WHAT IS ASKED: Images are excluded; otherwise, output every record exactly.

Data entries:
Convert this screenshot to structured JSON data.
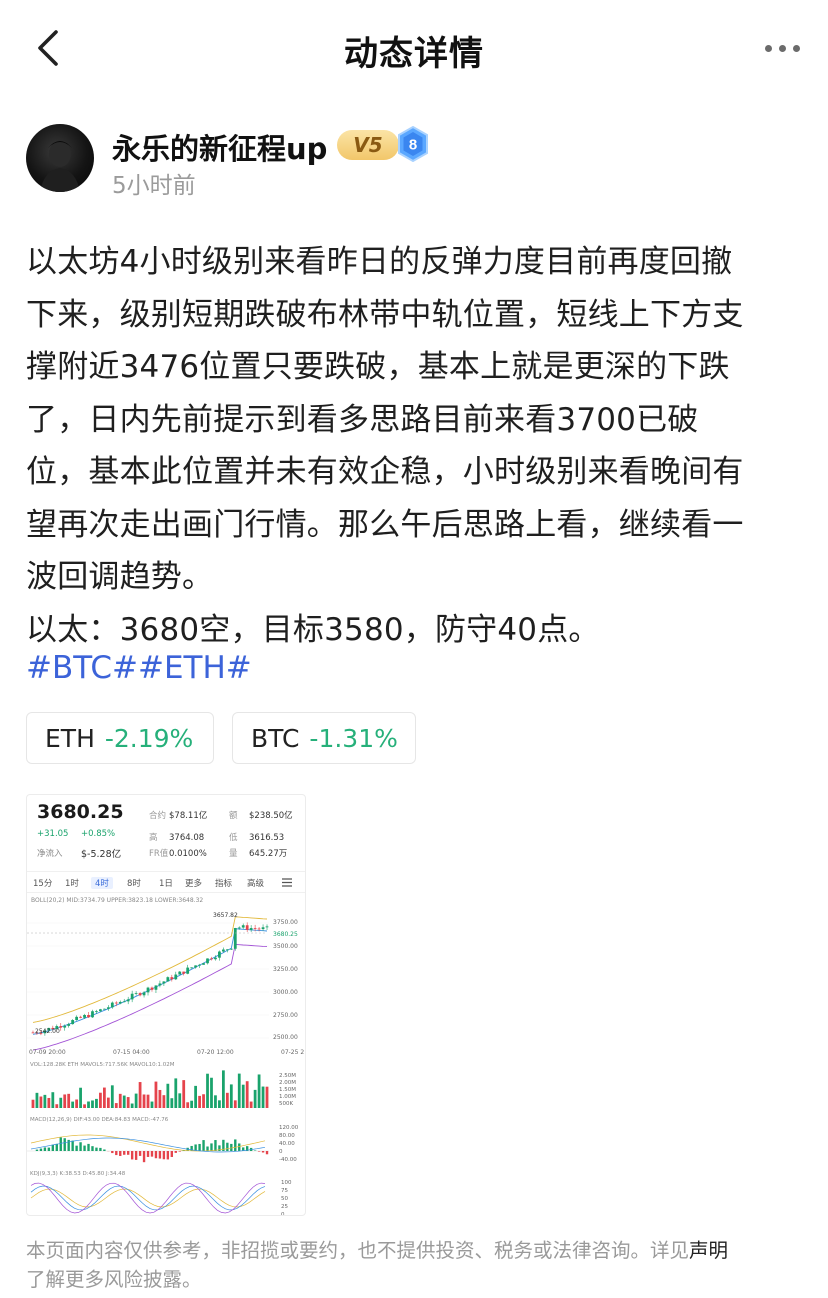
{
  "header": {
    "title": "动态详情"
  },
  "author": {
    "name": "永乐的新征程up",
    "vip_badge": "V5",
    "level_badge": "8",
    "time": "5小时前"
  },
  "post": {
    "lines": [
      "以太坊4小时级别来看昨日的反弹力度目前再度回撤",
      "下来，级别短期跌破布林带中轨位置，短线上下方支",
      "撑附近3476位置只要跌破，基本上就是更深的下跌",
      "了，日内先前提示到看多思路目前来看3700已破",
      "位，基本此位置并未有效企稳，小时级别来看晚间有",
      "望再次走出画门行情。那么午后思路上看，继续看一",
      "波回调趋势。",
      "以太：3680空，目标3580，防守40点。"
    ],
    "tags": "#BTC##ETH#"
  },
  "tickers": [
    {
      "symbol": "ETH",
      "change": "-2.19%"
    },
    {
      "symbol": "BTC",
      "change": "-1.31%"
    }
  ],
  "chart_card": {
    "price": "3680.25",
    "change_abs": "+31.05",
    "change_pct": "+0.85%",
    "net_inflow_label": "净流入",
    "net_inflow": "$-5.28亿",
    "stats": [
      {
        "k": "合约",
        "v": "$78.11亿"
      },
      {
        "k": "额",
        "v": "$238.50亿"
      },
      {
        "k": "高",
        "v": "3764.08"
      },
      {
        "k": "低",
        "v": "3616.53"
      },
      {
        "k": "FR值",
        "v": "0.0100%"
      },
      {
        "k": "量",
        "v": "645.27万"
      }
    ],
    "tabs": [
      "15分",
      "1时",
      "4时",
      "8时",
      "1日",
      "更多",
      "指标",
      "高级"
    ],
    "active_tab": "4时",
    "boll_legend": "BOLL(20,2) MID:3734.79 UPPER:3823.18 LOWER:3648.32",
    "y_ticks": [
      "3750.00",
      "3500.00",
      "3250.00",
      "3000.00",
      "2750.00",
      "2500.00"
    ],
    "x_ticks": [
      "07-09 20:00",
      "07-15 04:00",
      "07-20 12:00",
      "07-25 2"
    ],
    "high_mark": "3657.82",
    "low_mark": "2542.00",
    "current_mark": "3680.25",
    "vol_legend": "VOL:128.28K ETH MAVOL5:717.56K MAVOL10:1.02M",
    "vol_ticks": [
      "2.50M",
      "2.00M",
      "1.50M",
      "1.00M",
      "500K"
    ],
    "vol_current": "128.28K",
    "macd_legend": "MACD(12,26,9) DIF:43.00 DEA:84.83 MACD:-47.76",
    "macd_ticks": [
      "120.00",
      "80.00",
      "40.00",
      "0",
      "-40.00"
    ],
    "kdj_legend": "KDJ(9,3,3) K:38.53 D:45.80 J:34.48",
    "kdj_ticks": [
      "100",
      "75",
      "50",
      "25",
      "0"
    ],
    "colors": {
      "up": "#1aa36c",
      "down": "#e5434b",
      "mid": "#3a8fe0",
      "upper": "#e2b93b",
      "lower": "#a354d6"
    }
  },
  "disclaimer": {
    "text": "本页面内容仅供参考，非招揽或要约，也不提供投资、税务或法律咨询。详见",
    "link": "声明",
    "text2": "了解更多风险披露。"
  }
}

EXPECTED ANSWER:
Convert this screenshot to structured JSON data.
{
  "header": {
    "title": "动态详情"
  },
  "author": {
    "name": "永乐的新征程up",
    "vip_badge": "V5",
    "level_badge": "8",
    "time": "5小时前"
  },
  "post": {
    "lines": [
      "以太坊4小时级别来看昨日的反弹力度目前再度回撤",
      "下来，级别短期跌破布林带中轨位置，短线上下方支",
      "撑附近3476位置只要跌破，基本上就是更深的下跌",
      "了，日内先前提示到看多思路目前来看3700已破",
      "位，基本此位置并未有效企稳，小时级别来看晚间有",
      "望再次走出画门行情。那么午后思路上看，继续看一",
      "波回调趋势。",
      "以太：3680空，目标3580，防守40点。"
    ],
    "tags": "#BTC##ETH#"
  },
  "tickers": [
    {
      "symbol": "ETH",
      "change": "-2.19%"
    },
    {
      "symbol": "BTC",
      "change": "-1.31%"
    }
  ],
  "chart_card": {
    "price": "3680.25",
    "change_abs": "+31.05",
    "change_pct": "+0.85%",
    "net_inflow_label": "净流入",
    "net_inflow": "$-5.28亿",
    "stats": [
      {
        "k": "合约",
        "v": "$78.11亿"
      },
      {
        "k": "额",
        "v": "$238.50亿"
      },
      {
        "k": "高",
        "v": "3764.08"
      },
      {
        "k": "低",
        "v": "3616.53"
      },
      {
        "k": "FR值",
        "v": "0.0100%"
      },
      {
        "k": "量",
        "v": "645.27万"
      }
    ],
    "tabs": [
      "15分",
      "1时",
      "4时",
      "8时",
      "1日",
      "更多",
      "指标",
      "高级"
    ],
    "active_tab": "4时",
    "boll_legend": "BOLL(20,2) MID:3734.79 UPPER:3823.18 LOWER:3648.32",
    "y_ticks": [
      "3750.00",
      "3500.00",
      "3250.00",
      "3000.00",
      "2750.00",
      "2500.00"
    ],
    "x_ticks": [
      "07-09 20:00",
      "07-15 04:00",
      "07-20 12:00",
      "07-25 2"
    ],
    "high_mark": "3657.82",
    "low_mark": "2542.00",
    "current_mark": "3680.25",
    "vol_legend": "VOL:128.28K ETH MAVOL5:717.56K MAVOL10:1.02M",
    "vol_ticks": [
      "2.50M",
      "2.00M",
      "1.50M",
      "1.00M",
      "500K"
    ],
    "vol_current": "128.28K",
    "macd_legend": "MACD(12,26,9) DIF:43.00 DEA:84.83 MACD:-47.76",
    "macd_ticks": [
      "120.00",
      "80.00",
      "40.00",
      "0",
      "-40.00"
    ],
    "kdj_legend": "KDJ(9,3,3) K:38.53 D:45.80 J:34.48",
    "kdj_ticks": [
      "100",
      "75",
      "50",
      "25",
      "0"
    ],
    "colors": {
      "up": "#1aa36c",
      "down": "#e5434b",
      "mid": "#3a8fe0",
      "upper": "#e2b93b",
      "lower": "#a354d6"
    }
  },
  "disclaimer": {
    "text": "本页面内容仅供参考，非招揽或要约，也不提供投资、税务或法律咨询。详见",
    "link": "声明",
    "text2": "了解更多风险披露。"
  }
}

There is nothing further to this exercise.